§ Written problem:
Please give the data below again in full, exactly as it stands.

(Stored data)
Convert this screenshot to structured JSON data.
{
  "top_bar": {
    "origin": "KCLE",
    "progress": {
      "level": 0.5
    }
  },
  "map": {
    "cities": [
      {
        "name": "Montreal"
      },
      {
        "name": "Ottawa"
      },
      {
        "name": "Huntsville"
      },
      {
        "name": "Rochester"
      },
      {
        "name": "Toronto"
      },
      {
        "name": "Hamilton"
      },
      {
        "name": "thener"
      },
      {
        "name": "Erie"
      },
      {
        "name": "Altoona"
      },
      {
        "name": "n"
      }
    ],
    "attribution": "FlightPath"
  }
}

§ Written reply:
Convert this screenshot to structured JSON data.
{
  "top_bar": {
    "origin": "KCLE",
    "progress": {
      "level": 0.5
    }
  },
  "map": {
    "cities": [
      {
        "name": "Montreal"
      },
      {
        "name": "Ottawa"
      },
      {
        "name": "Huntsville"
      },
      {
        "name": "Rochester"
      },
      {
        "name": "Toronto"
      },
      {
        "name": "Hamilton"
      },
      {
        "name": "thener"
      },
      {
        "name": "Erie"
      },
      {
        "name": "Altoona"
      },
      {
        "name": "n"
      }
    ],
    "attribution": "FlightPath"
  }
}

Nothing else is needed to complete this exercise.